What to work on :: Find the lines below that contain the string "Contains". Copy each one.

Entries ::

=======

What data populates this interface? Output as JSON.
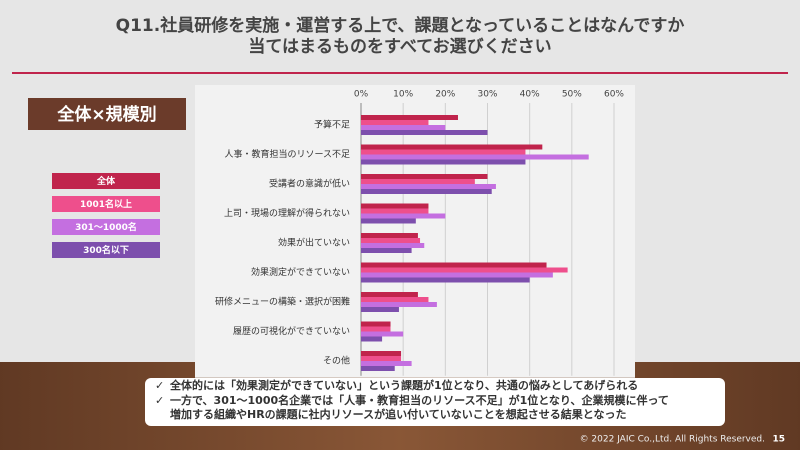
{
  "slide": {
    "title_lines": [
      "Q11.社員研修を実施・運営する上で、課題となっていることはなんですか",
      "当てはまるものをすべてお選びください"
    ],
    "badge": "全体×規模別",
    "notes": [
      "全体的には「効果測定ができていない」という課題が1位となり、共通の悩みとしてあげられる",
      "一方で、301～1000名企業では「人事・教育担当のリソース不足」が1位となり、企業規模に伴って",
      "増加する組織やHRの課題に社内リソースが追い付いていないことを想起させる結果となった"
    ],
    "footer": "© 2022 JAIC Co.,Ltd. All Rights Reserved.",
    "page_number": "15"
  },
  "chart_data": {
    "type": "hbar",
    "categories": [
      "予算不足",
      "人事・教育担当のリソース不足",
      "受講者の意識が低い",
      "上司・現場の理解が得られない",
      "効果が出ていない",
      "効果測定ができていない",
      "研修メニューの構築・選択が困難",
      "履歴の可視化ができていない",
      "その他"
    ],
    "series": [
      {
        "name": "全体",
        "color": "#c0244c",
        "values": [
          23,
          43,
          30,
          16,
          13.5,
          44,
          13.5,
          7,
          9.5
        ]
      },
      {
        "name": "1001名以上",
        "color": "#ee4f8c",
        "values": [
          16,
          39,
          27,
          16,
          14,
          49,
          16,
          7,
          9.5
        ]
      },
      {
        "name": "301～1000名",
        "color": "#c46fe0",
        "values": [
          20,
          54,
          32,
          20,
          15,
          45.5,
          18,
          10,
          12
        ]
      },
      {
        "name": "300名以下",
        "color": "#7d4fad",
        "values": [
          30,
          39,
          31,
          13,
          12,
          40,
          9,
          5,
          8
        ]
      }
    ],
    "xlim": [
      0,
      60
    ],
    "xticks": [
      {
        "value": 0,
        "label": "0%"
      },
      {
        "value": 10,
        "label": "10%"
      },
      {
        "value": 20,
        "label": "20%"
      },
      {
        "value": 30,
        "label": "30%"
      },
      {
        "value": 40,
        "label": "40%"
      },
      {
        "value": 50,
        "label": "50%"
      },
      {
        "value": 60,
        "label": "60%"
      }
    ],
    "grid": true
  }
}
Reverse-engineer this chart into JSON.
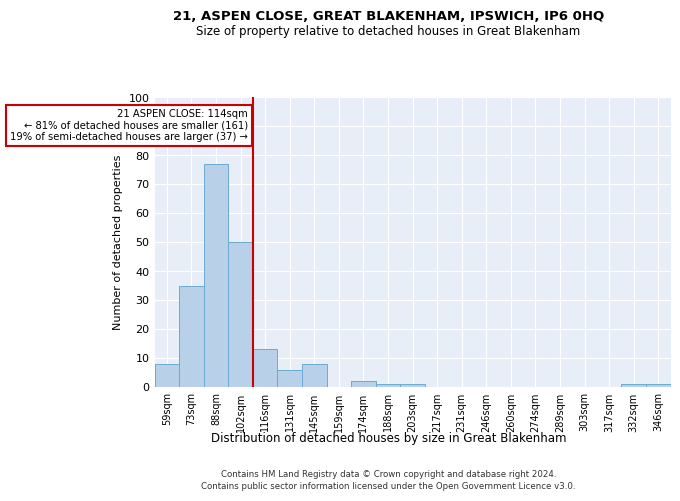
{
  "title1": "21, ASPEN CLOSE, GREAT BLAKENHAM, IPSWICH, IP6 0HQ",
  "title2": "Size of property relative to detached houses in Great Blakenham",
  "xlabel": "Distribution of detached houses by size in Great Blakenham",
  "ylabel": "Number of detached properties",
  "categories": [
    "59sqm",
    "73sqm",
    "88sqm",
    "102sqm",
    "116sqm",
    "131sqm",
    "145sqm",
    "159sqm",
    "174sqm",
    "188sqm",
    "203sqm",
    "217sqm",
    "231sqm",
    "246sqm",
    "260sqm",
    "274sqm",
    "289sqm",
    "303sqm",
    "317sqm",
    "332sqm",
    "346sqm"
  ],
  "values": [
    8,
    35,
    77,
    50,
    13,
    6,
    8,
    0,
    2,
    1,
    1,
    0,
    0,
    0,
    0,
    0,
    0,
    0,
    0,
    1,
    1
  ],
  "bar_color": "#b8d0e8",
  "bar_edge_color": "#6aaad4",
  "vline_color": "#cc0000",
  "annotation_lines": [
    "21 ASPEN CLOSE: 114sqm",
    "← 81% of detached houses are smaller (161)",
    "19% of semi-detached houses are larger (37) →"
  ],
  "annotation_box_color": "#cc0000",
  "ylim": [
    0,
    100
  ],
  "yticks": [
    0,
    10,
    20,
    30,
    40,
    50,
    60,
    70,
    80,
    90,
    100
  ],
  "footnote1": "Contains HM Land Registry data © Crown copyright and database right 2024.",
  "footnote2": "Contains public sector information licensed under the Open Government Licence v3.0.",
  "bg_color": "#e8eef8"
}
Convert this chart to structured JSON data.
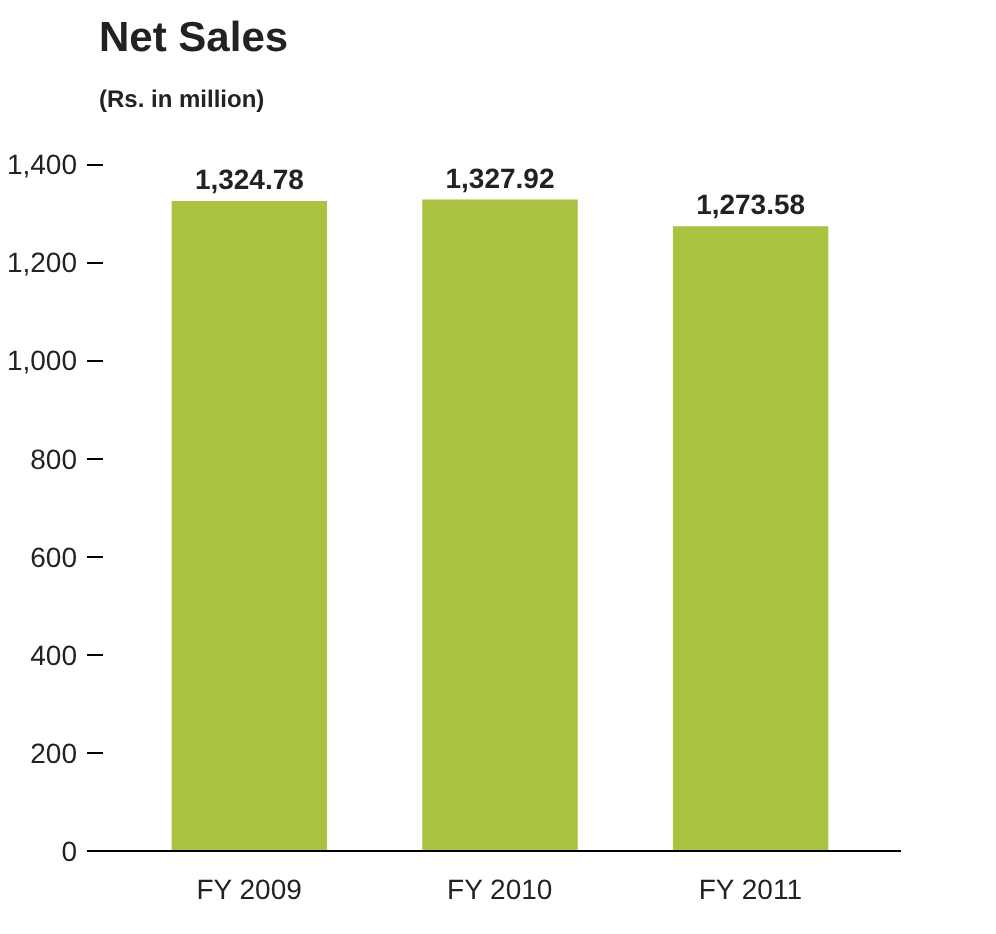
{
  "chart_data": {
    "type": "bar",
    "title": "Net Sales",
    "subtitle": "(Rs. in million)",
    "categories": [
      "FY 2009",
      "FY 2010",
      "FY 2011"
    ],
    "values": [
      1324.78,
      1327.92,
      1273.58
    ],
    "value_labels": [
      "1,324.78",
      "1,327.92",
      "1,273.58"
    ],
    "color": "#a9c23f",
    "ylim": [
      0,
      1400
    ],
    "yticks": [
      0,
      {
        "value": 200,
        "label": "200"
      },
      {
        "value": 400,
        "label": "400"
      },
      {
        "value": 600,
        "label": "600"
      },
      {
        "value": 800,
        "label": "800"
      },
      {
        "value": 1000,
        "label": "1,000"
      },
      {
        "value": 1200,
        "label": "1,200"
      },
      {
        "value": 1400,
        "label": "1,400"
      }
    ],
    "grid": false
  }
}
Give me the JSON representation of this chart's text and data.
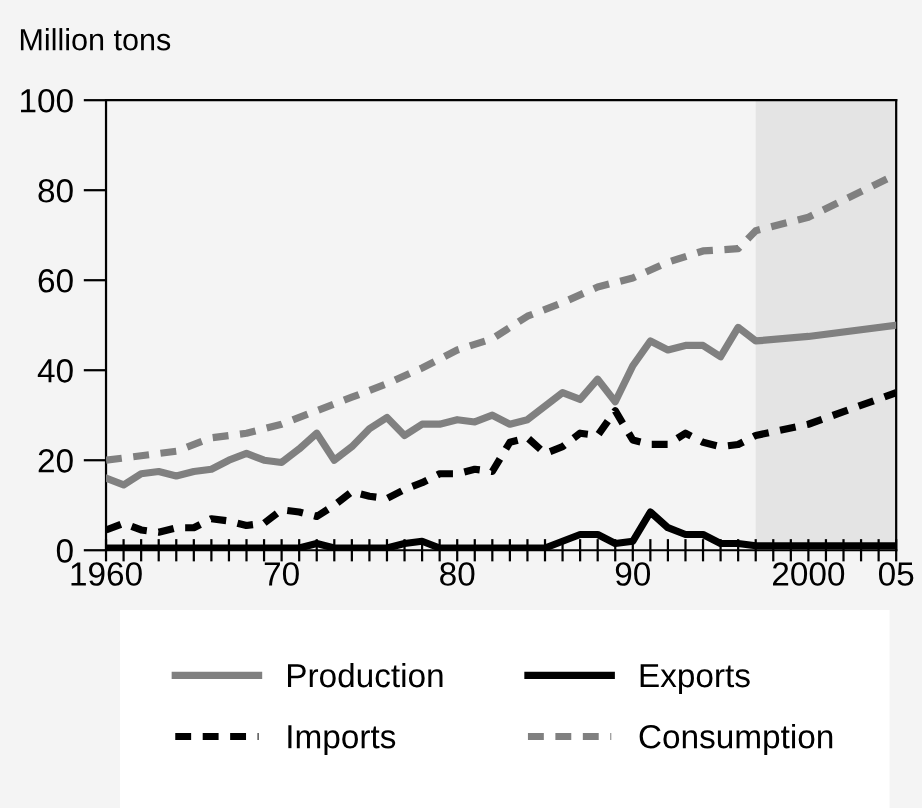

=======

Task output ::
  "footnote1": "Contains HM Land Registry data © Crown copyright and database right 2024.",
  "footnote2": "Contains public sector information licensed under the Open Government Licence v3.0.",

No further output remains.